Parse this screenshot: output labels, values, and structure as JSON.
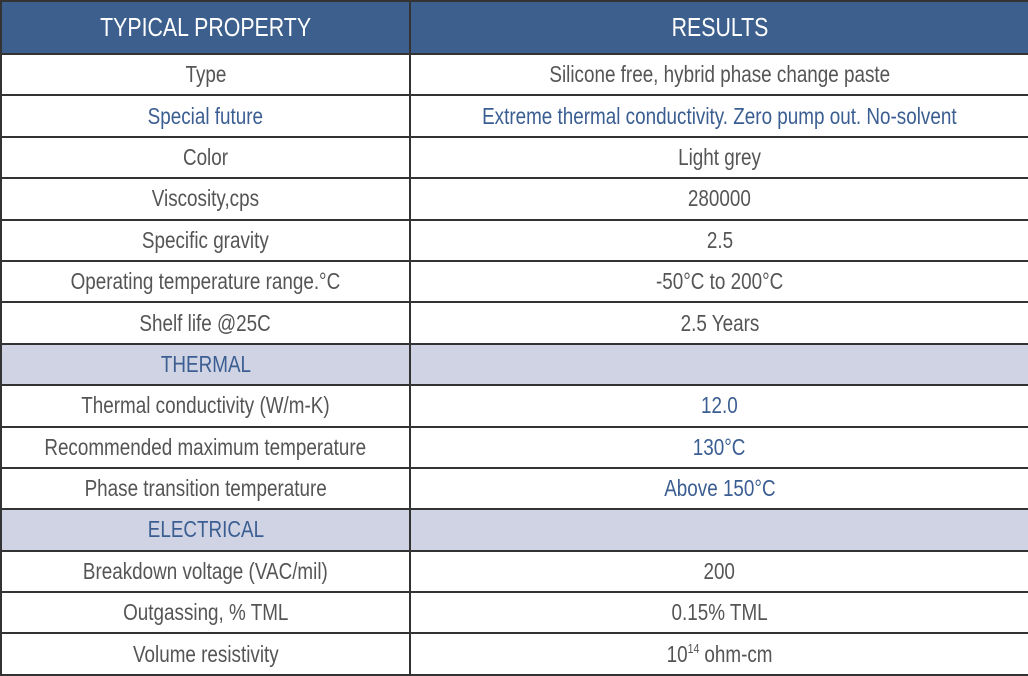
{
  "table": {
    "header": [
      "TYPICAL PROPERTY",
      "RESULTS"
    ],
    "rows": [
      [
        "Type",
        "Silicone free, hybrid phase change paste"
      ],
      [
        "Special future",
        "Extreme thermal conductivity. Zero pump out.  No-solvent"
      ],
      [
        "Color",
        "Light grey"
      ],
      [
        "Viscosity,cps",
        "280000"
      ],
      [
        "Specific gravity",
        "2.5"
      ],
      [
        "Operating temperature range.°C",
        "-50°C  to 200°C"
      ],
      [
        "Shelf life @25C",
        "2.5 Years"
      ],
      [
        "THERMAL",
        null
      ],
      [
        "Thermal conductivity (W/m-K)",
        "12.0"
      ],
      [
        "Recommended maximum temperature",
        "130°C"
      ],
      [
        "Phase transition temperature",
        "Above 150°C"
      ],
      [
        "ELECTRICAL",
        null
      ],
      [
        "Breakdown voltage   (VAC/mil)",
        "200"
      ],
      [
        "Outgassing, % TML",
        "0.15% TML"
      ],
      [
        "Volume resistivity",
        [
          "10",
          "14",
          "ohm-cm"
        ]
      ]
    ]
  }
}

— Set task —
Reproduce every entry word for word, but omit the pictures.

— Solved problem —
Parse this screenshot: output labels, values, and structure as JSON.
{
  "table": {
    "header": [
      "TYPICAL PROPERTY",
      "RESULTS"
    ],
    "rows": [
      [
        "Type",
        "Silicone free, hybrid phase change paste"
      ],
      [
        "Special future",
        "Extreme thermal conductivity. Zero pump out.  No-solvent"
      ],
      [
        "Color",
        "Light grey"
      ],
      [
        "Viscosity,cps",
        "280000"
      ],
      [
        "Specific gravity",
        "2.5"
      ],
      [
        "Operating temperature range.°C",
        "-50°C  to 200°C"
      ],
      [
        "Shelf life @25C",
        "2.5 Years"
      ],
      [
        "THERMAL",
        null
      ],
      [
        "Thermal conductivity (W/m-K)",
        "12.0"
      ],
      [
        "Recommended maximum temperature",
        "130°C"
      ],
      [
        "Phase transition temperature",
        "Above 150°C"
      ],
      [
        "ELECTRICAL",
        null
      ],
      [
        "Breakdown voltage   (VAC/mil)",
        "200"
      ],
      [
        "Outgassing, % TML",
        "0.15% TML"
      ],
      [
        "Volume resistivity",
        [
          "10",
          "14",
          "ohm-cm"
        ]
      ]
    ]
  }
}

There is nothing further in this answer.